** Start Material provided **

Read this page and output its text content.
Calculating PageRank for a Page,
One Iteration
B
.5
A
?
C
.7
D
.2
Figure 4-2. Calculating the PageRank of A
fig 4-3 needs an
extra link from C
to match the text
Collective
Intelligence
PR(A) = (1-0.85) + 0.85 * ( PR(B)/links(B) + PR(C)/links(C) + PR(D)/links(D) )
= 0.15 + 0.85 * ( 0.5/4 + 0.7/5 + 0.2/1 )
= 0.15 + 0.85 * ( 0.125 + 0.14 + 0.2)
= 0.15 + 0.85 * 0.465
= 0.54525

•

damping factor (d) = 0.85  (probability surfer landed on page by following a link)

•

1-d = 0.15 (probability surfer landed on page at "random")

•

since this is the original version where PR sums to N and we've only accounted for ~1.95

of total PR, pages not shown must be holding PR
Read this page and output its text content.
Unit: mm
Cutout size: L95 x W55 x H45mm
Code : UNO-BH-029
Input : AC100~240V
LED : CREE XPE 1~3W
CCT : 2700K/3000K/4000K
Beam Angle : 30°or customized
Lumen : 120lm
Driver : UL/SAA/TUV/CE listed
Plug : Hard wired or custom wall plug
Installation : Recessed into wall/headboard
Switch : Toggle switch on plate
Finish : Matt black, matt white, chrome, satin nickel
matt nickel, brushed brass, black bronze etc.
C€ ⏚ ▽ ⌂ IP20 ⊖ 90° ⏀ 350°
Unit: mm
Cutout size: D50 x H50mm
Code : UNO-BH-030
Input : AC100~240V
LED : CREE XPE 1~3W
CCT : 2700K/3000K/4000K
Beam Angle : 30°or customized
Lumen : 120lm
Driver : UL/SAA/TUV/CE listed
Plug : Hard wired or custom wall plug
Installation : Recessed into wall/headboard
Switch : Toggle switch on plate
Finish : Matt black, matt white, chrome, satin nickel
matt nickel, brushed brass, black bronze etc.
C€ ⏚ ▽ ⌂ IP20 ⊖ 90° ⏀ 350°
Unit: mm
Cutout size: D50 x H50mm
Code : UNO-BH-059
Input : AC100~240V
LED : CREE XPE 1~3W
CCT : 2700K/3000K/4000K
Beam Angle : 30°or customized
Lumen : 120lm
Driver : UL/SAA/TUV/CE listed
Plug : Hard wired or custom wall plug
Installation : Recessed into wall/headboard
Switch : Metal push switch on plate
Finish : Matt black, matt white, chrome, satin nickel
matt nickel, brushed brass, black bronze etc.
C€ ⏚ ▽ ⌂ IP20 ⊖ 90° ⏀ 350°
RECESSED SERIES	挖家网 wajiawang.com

** End Material provided **

● Exercise objective
Find all lines with "PageRank" in them and copy each one.

● Expected output
Calculating PageRank for a Page,
Figure 4-2. Calculating the PageRank of A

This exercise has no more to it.